Figure collection entries
- - - - - - -
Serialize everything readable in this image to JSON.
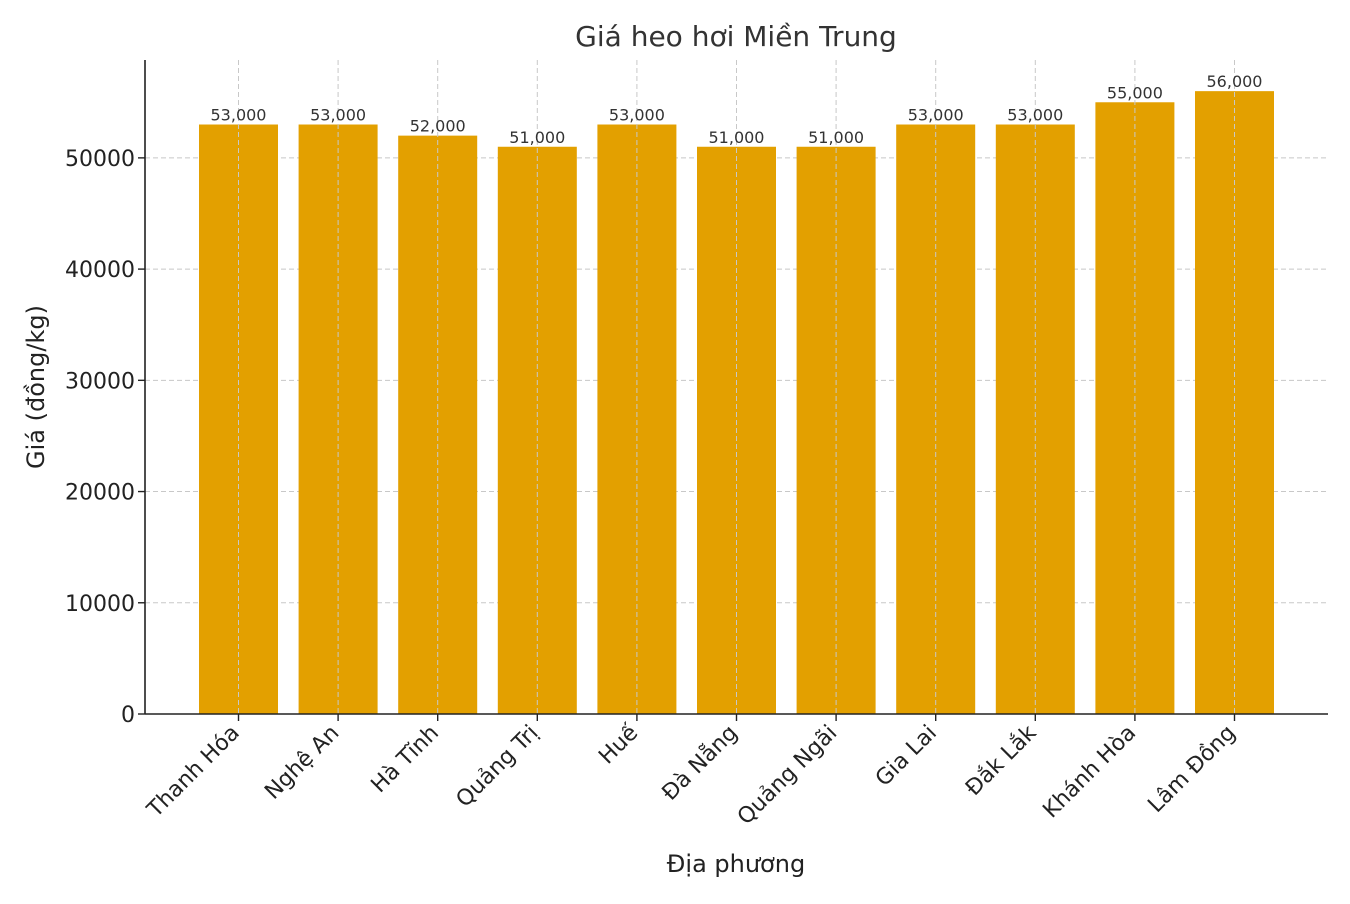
{
  "chart_data": {
    "type": "bar",
    "title": "Giá heo hơi Miền Trung",
    "xlabel": "Địa phương",
    "ylabel": "Giá (đồng/kg)",
    "categories": [
      "Thanh Hóa",
      "Nghệ An",
      "Hà Tĩnh",
      "Quảng Trị",
      "Huế",
      "Đà Nẵng",
      "Quảng Ngãi",
      "Gia Lai",
      "Đắk Lắk",
      "Khánh Hòa",
      "Lâm Đồng"
    ],
    "values": [
      53000,
      53000,
      52000,
      51000,
      53000,
      51000,
      51000,
      53000,
      53000,
      55000,
      56000
    ],
    "data_labels": [
      "53,000",
      "53,000",
      "52,000",
      "51,000",
      "53,000",
      "51,000",
      "51,000",
      "53,000",
      "53,000",
      "55,000",
      "56,000"
    ],
    "yticks": [
      0,
      10000,
      20000,
      30000,
      40000,
      50000
    ],
    "ytick_labels": [
      "0",
      "10000",
      "20000",
      "30000",
      "40000",
      "50000"
    ],
    "ylim": [
      0,
      58800
    ],
    "grid": true,
    "bar_color": "#e3a000"
  }
}
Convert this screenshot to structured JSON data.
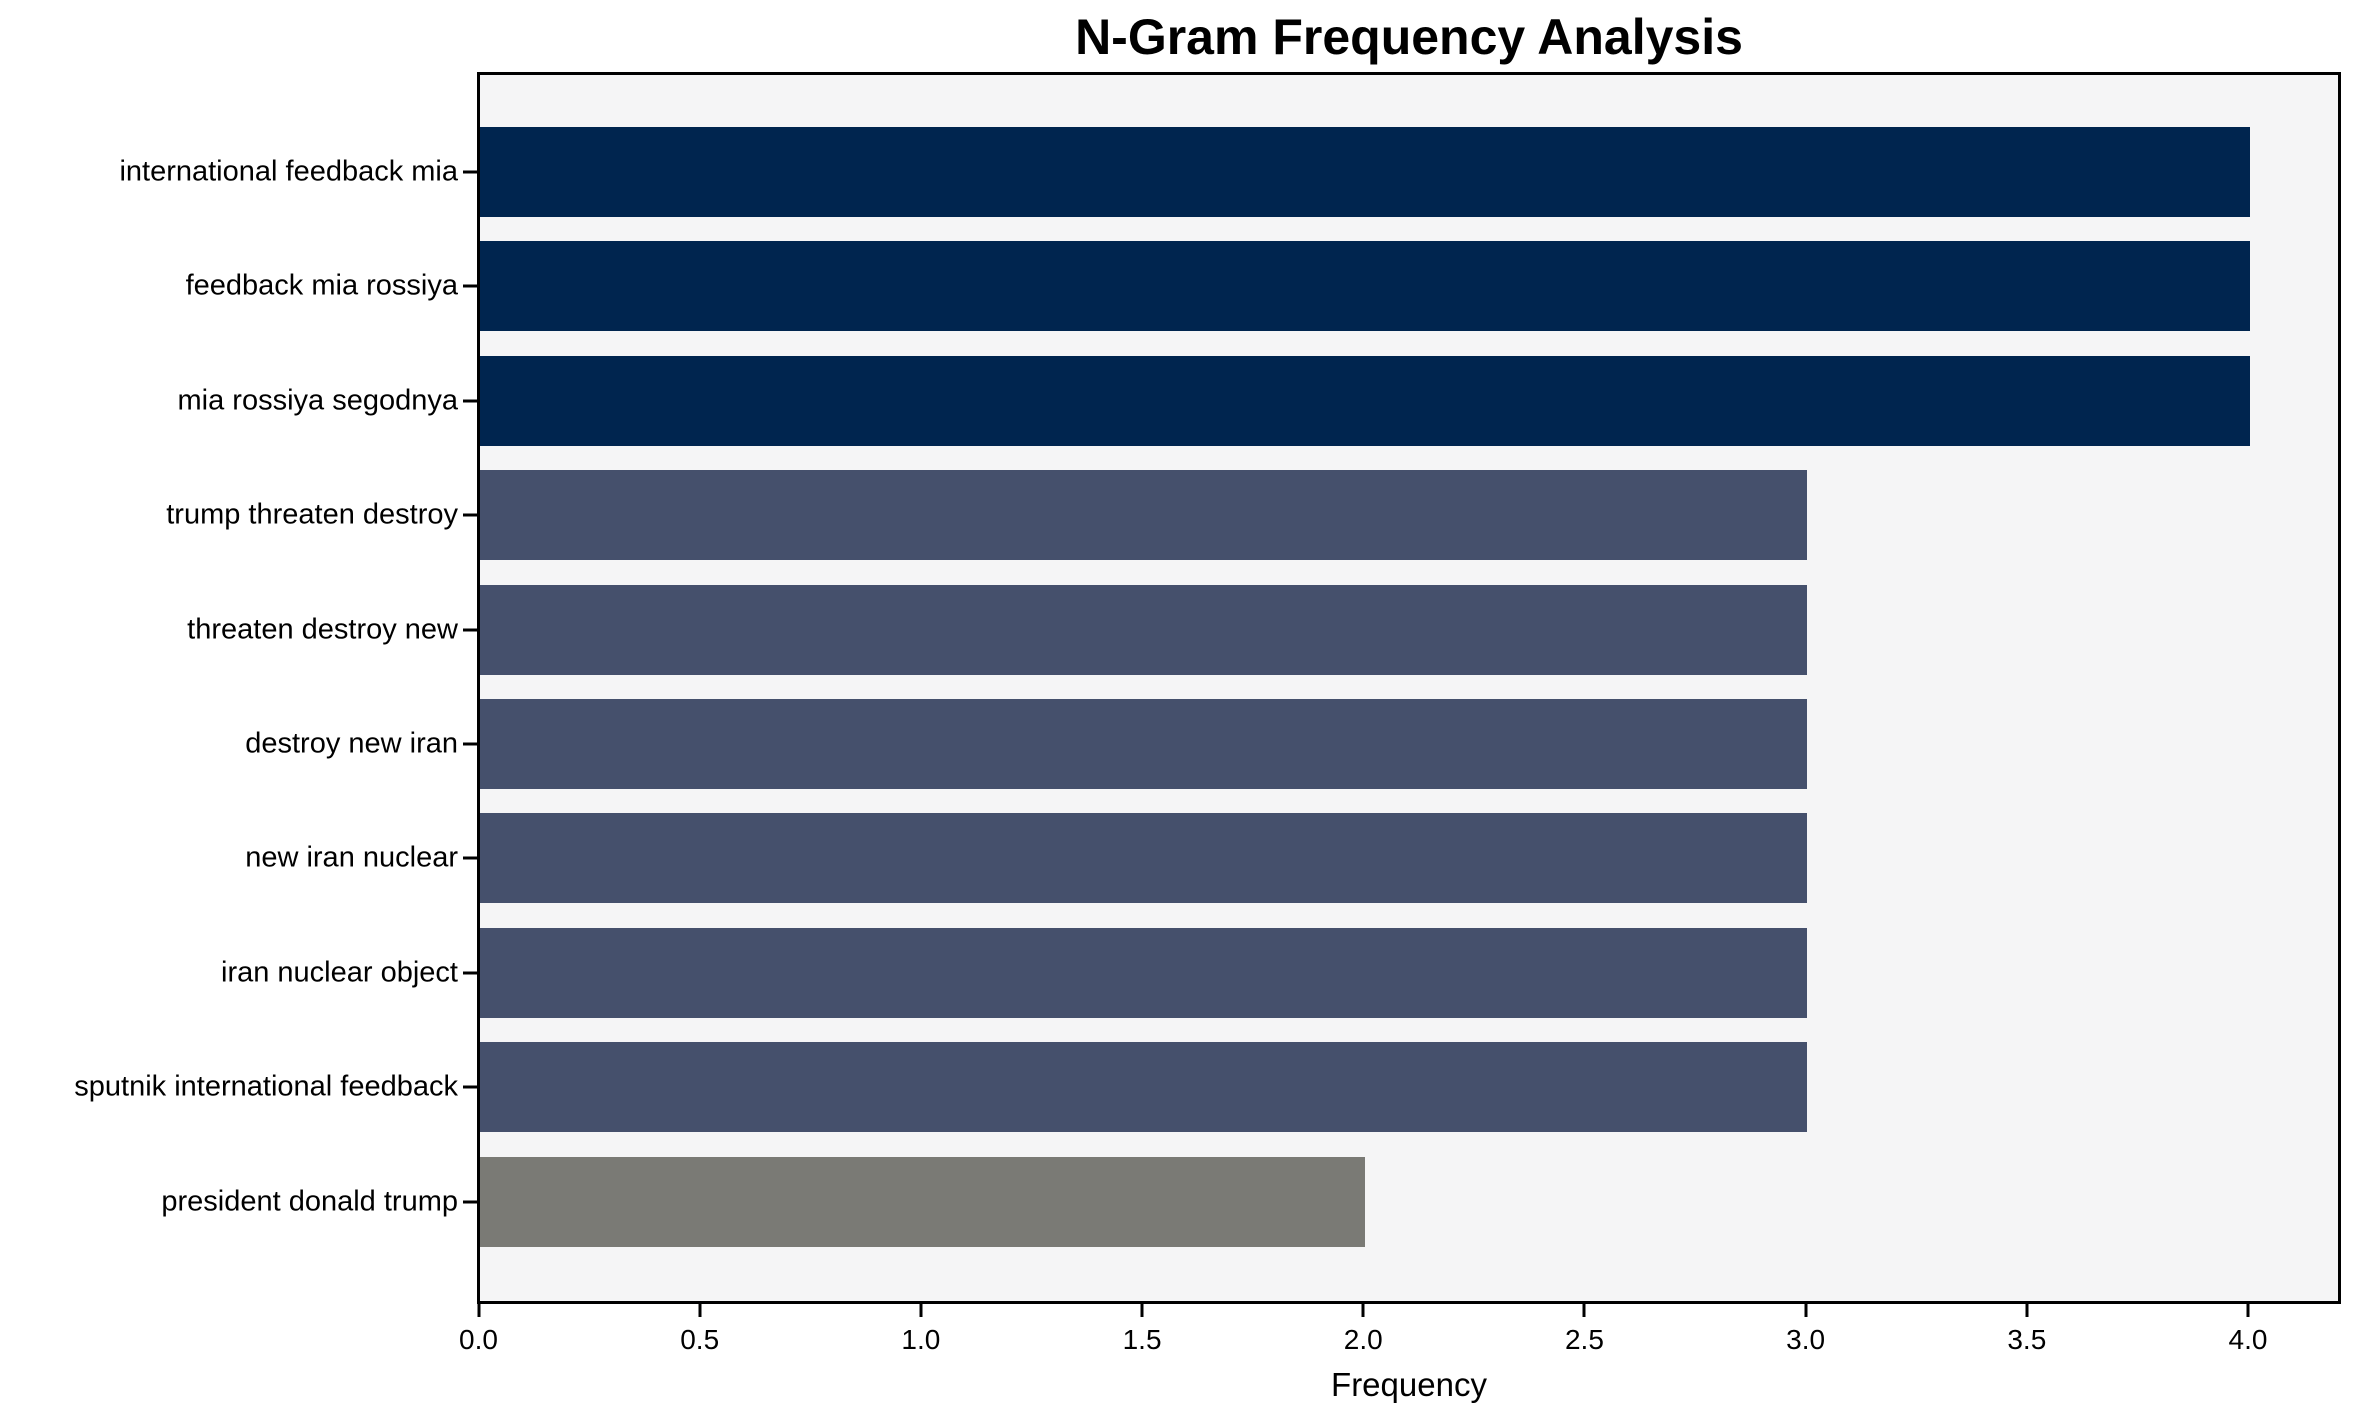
{
  "chart_data": {
    "type": "bar",
    "orientation": "horizontal",
    "title": "N-Gram Frequency Analysis",
    "xlabel": "Frequency",
    "ylabel": "",
    "categories": [
      "international feedback mia",
      "feedback mia rossiya",
      "mia rossiya segodnya",
      "trump threaten destroy",
      "threaten destroy new",
      "destroy new iran",
      "new iran nuclear",
      "iran nuclear object",
      "sputnik international feedback",
      "president donald trump"
    ],
    "values": [
      4,
      4,
      4,
      3,
      3,
      3,
      3,
      3,
      3,
      2
    ],
    "bar_colors": [
      "#00254f",
      "#00254f",
      "#00254f",
      "#45506c",
      "#45506c",
      "#45506c",
      "#45506c",
      "#45506c",
      "#45506c",
      "#7a7a75"
    ],
    "xlim": [
      0,
      4.2
    ],
    "xticks": [
      0.0,
      0.5,
      1.0,
      1.5,
      2.0,
      2.5,
      3.0,
      3.5,
      4.0
    ],
    "xtick_labels": [
      "0.0",
      "0.5",
      "1.0",
      "1.5",
      "2.0",
      "2.5",
      "3.0",
      "3.5",
      "4.0"
    ],
    "grid": false,
    "legend": null,
    "colors": {
      "plot_background": "#f5f5f6",
      "figure_background": "#ffffff",
      "axis": "#000000"
    }
  }
}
- - - - - - -
-- Exercise goal --
Quote all of the entries word for word, omitting any pictures.

-- Answer to this exercise --
Serialize everything readable in this image to JSON.
{
  "chart_data": {
    "type": "bar",
    "title": "Giá heo hơi Miền Trung",
    "xlabel": "Địa phương",
    "ylabel": "Giá (đồng/kg)",
    "categories": [
      "Thanh Hóa",
      "Nghệ An",
      "Hà Tĩnh",
      "Quảng Trị",
      "Huế",
      "Đà Nẵng",
      "Quảng Ngãi",
      "Gia Lai",
      "Đắk Lắk",
      "Khánh Hòa",
      "Lâm Đồng"
    ],
    "values": [
      53000,
      53000,
      52000,
      51000,
      53000,
      51000,
      51000,
      53000,
      53000,
      55000,
      56000
    ],
    "data_labels": [
      "53,000",
      "53,000",
      "52,000",
      "51,000",
      "53,000",
      "51,000",
      "51,000",
      "53,000",
      "53,000",
      "55,000",
      "56,000"
    ],
    "yticks": [
      0,
      10000,
      20000,
      30000,
      40000,
      50000
    ],
    "ytick_labels": [
      "0",
      "10000",
      "20000",
      "30000",
      "40000",
      "50000"
    ],
    "ylim": [
      0,
      58800
    ],
    "grid": true,
    "bar_color": "#e3a000"
  }
}
Convert this screenshot to structured JSON data.
{
  "chart_data": {
    "type": "bar",
    "orientation": "horizontal",
    "title": "N-Gram Frequency Analysis",
    "xlabel": "Frequency",
    "ylabel": "",
    "categories": [
      "international feedback mia",
      "feedback mia rossiya",
      "mia rossiya segodnya",
      "trump threaten destroy",
      "threaten destroy new",
      "destroy new iran",
      "new iran nuclear",
      "iran nuclear object",
      "sputnik international feedback",
      "president donald trump"
    ],
    "values": [
      4,
      4,
      4,
      3,
      3,
      3,
      3,
      3,
      3,
      2
    ],
    "bar_colors": [
      "#00254f",
      "#00254f",
      "#00254f",
      "#45506c",
      "#45506c",
      "#45506c",
      "#45506c",
      "#45506c",
      "#45506c",
      "#7a7a75"
    ],
    "xlim": [
      0,
      4.2
    ],
    "xticks": [
      0.0,
      0.5,
      1.0,
      1.5,
      2.0,
      2.5,
      3.0,
      3.5,
      4.0
    ],
    "xtick_labels": [
      "0.0",
      "0.5",
      "1.0",
      "1.5",
      "2.0",
      "2.5",
      "3.0",
      "3.5",
      "4.0"
    ],
    "grid": false,
    "legend": null,
    "colors": {
      "plot_background": "#f5f5f6",
      "figure_background": "#ffffff",
      "axis": "#000000"
    }
  }
}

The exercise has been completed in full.